## start
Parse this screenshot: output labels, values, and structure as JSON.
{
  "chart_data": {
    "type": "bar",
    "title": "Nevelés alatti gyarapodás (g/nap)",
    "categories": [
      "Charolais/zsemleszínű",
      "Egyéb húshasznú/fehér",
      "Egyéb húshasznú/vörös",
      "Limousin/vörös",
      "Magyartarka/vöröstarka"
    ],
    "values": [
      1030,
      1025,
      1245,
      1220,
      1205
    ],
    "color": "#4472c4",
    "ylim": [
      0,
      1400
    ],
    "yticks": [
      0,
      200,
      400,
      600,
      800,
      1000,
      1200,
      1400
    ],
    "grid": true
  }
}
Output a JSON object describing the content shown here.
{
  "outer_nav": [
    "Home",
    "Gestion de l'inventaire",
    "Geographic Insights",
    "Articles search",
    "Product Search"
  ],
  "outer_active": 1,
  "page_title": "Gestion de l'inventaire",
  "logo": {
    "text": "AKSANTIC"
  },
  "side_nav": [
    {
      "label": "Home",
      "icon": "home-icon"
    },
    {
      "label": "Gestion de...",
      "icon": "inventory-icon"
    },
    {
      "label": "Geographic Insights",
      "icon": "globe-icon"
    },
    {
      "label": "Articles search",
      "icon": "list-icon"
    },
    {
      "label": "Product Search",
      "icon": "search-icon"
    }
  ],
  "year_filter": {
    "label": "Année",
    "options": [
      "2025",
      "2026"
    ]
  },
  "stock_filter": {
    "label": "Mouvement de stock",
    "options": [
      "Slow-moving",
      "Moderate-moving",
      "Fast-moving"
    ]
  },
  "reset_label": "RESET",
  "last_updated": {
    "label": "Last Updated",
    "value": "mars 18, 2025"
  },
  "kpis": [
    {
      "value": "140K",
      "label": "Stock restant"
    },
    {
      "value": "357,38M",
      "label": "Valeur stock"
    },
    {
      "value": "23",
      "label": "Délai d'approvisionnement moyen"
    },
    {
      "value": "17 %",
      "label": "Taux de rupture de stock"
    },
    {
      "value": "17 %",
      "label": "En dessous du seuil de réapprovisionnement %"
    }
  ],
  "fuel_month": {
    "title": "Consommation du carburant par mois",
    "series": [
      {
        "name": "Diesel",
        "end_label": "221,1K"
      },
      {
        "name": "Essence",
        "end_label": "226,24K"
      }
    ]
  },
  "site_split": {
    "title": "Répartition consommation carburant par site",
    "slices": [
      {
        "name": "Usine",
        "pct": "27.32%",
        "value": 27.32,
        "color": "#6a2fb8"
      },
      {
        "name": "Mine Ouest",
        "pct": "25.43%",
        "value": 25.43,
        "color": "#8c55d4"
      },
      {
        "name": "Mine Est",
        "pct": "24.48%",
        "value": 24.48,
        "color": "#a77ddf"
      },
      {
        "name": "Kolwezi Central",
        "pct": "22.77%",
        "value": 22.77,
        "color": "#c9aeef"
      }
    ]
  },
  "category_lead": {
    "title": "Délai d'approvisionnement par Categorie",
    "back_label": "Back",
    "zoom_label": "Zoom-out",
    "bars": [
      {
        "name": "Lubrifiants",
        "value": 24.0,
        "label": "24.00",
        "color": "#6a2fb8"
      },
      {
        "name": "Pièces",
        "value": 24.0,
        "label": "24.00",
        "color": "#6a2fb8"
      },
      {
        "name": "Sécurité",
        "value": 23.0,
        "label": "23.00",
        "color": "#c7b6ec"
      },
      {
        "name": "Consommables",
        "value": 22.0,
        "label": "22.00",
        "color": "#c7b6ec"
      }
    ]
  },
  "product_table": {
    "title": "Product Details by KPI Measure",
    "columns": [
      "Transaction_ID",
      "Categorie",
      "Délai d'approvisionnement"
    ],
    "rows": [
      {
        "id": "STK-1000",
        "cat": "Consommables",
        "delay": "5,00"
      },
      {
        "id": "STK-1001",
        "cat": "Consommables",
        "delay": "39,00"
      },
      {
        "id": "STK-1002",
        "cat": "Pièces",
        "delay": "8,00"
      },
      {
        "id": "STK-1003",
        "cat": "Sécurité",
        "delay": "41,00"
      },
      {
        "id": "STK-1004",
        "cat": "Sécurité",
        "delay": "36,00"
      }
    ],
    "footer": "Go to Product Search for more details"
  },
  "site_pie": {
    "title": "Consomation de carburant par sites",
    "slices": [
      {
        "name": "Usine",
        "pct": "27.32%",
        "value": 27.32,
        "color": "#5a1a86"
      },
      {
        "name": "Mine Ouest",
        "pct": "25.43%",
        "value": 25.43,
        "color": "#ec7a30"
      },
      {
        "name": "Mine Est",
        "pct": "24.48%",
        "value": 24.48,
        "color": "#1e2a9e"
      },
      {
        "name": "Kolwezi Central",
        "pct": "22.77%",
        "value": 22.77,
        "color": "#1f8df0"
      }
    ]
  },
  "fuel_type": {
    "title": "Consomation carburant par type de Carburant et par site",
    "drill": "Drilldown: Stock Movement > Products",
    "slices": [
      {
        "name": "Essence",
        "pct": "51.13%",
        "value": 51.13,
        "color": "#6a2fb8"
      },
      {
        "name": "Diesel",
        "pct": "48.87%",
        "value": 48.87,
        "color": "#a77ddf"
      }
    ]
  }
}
## end
> [REQUIREMENTS] Work through the records line by line and tally those with the word "inventaire". Report only the total.

> [SOLUTION BELOW] 2